## Data for processing
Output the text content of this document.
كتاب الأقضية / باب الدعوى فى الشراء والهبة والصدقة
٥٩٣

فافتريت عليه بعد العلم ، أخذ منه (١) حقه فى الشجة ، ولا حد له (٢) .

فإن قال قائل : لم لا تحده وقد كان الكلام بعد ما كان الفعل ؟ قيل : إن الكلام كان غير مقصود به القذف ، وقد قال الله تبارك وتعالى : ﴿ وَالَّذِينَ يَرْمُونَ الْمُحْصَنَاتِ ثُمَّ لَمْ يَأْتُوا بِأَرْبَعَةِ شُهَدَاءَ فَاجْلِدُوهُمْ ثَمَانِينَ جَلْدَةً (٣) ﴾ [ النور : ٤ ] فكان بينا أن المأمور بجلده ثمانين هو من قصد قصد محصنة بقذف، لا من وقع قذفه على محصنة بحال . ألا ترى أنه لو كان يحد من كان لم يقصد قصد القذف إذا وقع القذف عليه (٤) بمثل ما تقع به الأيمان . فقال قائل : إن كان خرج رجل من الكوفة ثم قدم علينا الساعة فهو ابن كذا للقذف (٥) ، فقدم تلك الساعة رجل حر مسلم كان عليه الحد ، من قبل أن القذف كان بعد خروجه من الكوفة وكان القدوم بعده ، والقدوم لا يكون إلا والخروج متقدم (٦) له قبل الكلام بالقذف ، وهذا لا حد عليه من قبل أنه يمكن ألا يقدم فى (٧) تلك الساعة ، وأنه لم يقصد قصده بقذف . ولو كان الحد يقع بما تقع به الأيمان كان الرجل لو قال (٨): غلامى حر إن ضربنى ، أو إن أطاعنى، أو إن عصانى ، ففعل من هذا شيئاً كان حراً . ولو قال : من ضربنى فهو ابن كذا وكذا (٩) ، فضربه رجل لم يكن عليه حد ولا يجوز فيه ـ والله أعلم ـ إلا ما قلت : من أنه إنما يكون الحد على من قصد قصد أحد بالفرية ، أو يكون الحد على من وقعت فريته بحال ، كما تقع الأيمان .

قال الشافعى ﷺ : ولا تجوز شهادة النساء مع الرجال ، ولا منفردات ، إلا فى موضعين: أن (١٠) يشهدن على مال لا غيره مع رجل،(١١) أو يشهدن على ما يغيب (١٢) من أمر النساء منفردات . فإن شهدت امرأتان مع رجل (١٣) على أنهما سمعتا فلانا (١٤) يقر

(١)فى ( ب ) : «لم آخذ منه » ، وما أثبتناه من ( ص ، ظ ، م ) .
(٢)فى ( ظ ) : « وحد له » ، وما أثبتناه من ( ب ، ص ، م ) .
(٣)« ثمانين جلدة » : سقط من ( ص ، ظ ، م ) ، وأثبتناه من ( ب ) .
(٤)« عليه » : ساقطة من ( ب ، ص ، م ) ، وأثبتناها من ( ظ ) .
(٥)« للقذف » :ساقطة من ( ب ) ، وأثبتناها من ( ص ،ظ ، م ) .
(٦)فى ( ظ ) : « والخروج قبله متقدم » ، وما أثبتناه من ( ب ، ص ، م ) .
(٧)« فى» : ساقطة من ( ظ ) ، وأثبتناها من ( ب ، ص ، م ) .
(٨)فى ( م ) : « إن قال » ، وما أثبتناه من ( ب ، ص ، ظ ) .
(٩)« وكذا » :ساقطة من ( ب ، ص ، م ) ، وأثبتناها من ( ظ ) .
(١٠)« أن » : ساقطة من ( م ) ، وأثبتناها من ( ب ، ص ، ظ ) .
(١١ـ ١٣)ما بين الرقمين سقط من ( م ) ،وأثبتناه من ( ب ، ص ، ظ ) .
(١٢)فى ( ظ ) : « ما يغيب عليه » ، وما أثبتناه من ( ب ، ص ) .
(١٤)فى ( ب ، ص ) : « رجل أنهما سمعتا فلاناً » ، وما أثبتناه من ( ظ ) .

## Exercise brief
Retype the entries exactly, including every line.

## Response to the task
Output the text content of this document.
كتاب الأقضية / باب الدعوى فى الشراء والهبة والصدقة
٥٩٣

فافتريت عليه بعد العلم ، أخذ منه (١) حقه فى الشجة ، ولا حد له (٢) .

فإن قال قائل : لم لا تحده وقد كان الكلام بعد ما كان الفعل ؟ قيل : إن الكلام كان غير مقصود به القذف ، وقد قال الله تبارك وتعالى : ﴿ وَالَّذِينَ يَرْمُونَ الْمُحْصَنَاتِ ثُمَّ لَمْ يَأْتُوا بِأَرْبَعَةِ شُهَدَاءَ فَاجْلِدُوهُمْ ثَمَانِينَ جَلْدَةً (٣) ﴾ [ النور : ٤ ] فكان بينا أن المأمور بجلده ثمانين هو من قصد قصد محصنة بقذف، لا من وقع قذفه على محصنة بحال . ألا ترى أنه لو كان يحد من كان لم يقصد قصد القذف إذا وقع القذف عليه (٤) بمثل ما تقع به الأيمان . فقال قائل : إن كان خرج رجل من الكوفة ثم قدم علينا الساعة فهو ابن كذا للقذف (٥) ، فقدم تلك الساعة رجل حر مسلم كان عليه الحد ، من قبل أن القذف كان بعد خروجه من الكوفة وكان القدوم بعده ، والقدوم لا يكون إلا والخروج متقدم (٦) له قبل الكلام بالقذف ، وهذا لا حد عليه من قبل أنه يمكن ألا يقدم فى (٧) تلك الساعة ، وأنه لم يقصد قصده بقذف . ولو كان الحد يقع بما تقع به الأيمان كان الرجل لو قال (٨): غلامى حر إن ضربنى ، أو إن أطاعنى، أو إن عصانى ، ففعل من هذا شيئاً كان حراً . ولو قال : من ضربنى فهو ابن كذا وكذا (٩) ، فضربه رجل لم يكن عليه حد ولا يجوز فيه ـ والله أعلم ـ إلا ما قلت : من أنه إنما يكون الحد على من قصد قصد أحد بالفرية ، أو يكون الحد على من وقعت فريته بحال ، كما تقع الأيمان .

قال الشافعى ﷺ : ولا تجوز شهادة النساء مع الرجال ، ولا منفردات ، إلا فى موضعين: أن (١٠) يشهدن على مال لا غيره مع رجل،(١١) أو يشهدن على ما يغيب (١٢) من أمر النساء منفردات . فإن شهدت امرأتان مع رجل (١٣) على أنهما سمعتا فلانا (١٤) يقر

(١)فى ( ب ) : «لم آخذ منه » ، وما أثبتناه من ( ص ، ظ ، م ) .
(٢)فى ( ظ ) : « وحد له » ، وما أثبتناه من ( ب ، ص ، م ) .
(٣)« ثمانين جلدة » : سقط من ( ص ، ظ ، م ) ، وأثبتناه من ( ب ) .
(٤)« عليه » : ساقطة من ( ب ، ص ، م ) ، وأثبتناها من ( ظ ) .
(٥)« للقذف » :ساقطة من ( ب ) ، وأثبتناها من ( ص ،ظ ، م ) .
(٦)فى ( ظ ) : « والخروج قبله متقدم » ، وما أثبتناه من ( ب ، ص ، م ) .
(٧)« فى» : ساقطة من ( ظ ) ، وأثبتناها من ( ب ، ص ، م ) .
(٨)فى ( م ) : « إن قال » ، وما أثبتناه من ( ب ، ص ، ظ ) .
(٩)« وكذا » :ساقطة من ( ب ، ص ، م ) ، وأثبتناها من ( ظ ) .
(١٠)« أن » : ساقطة من ( م ) ، وأثبتناها من ( ب ، ص ، ظ ) .
(١١ـ ١٣)ما بين الرقمين سقط من ( م ) ،وأثبتناه من ( ب ، ص ، ظ ) .
(١٢)فى ( ظ ) : « ما يغيب عليه » ، وما أثبتناه من ( ب ، ص ) .
(١٤)فى ( ب ، ص ) : « رجل أنهما سمعتا فلاناً » ، وما أثبتناه من ( ظ ) .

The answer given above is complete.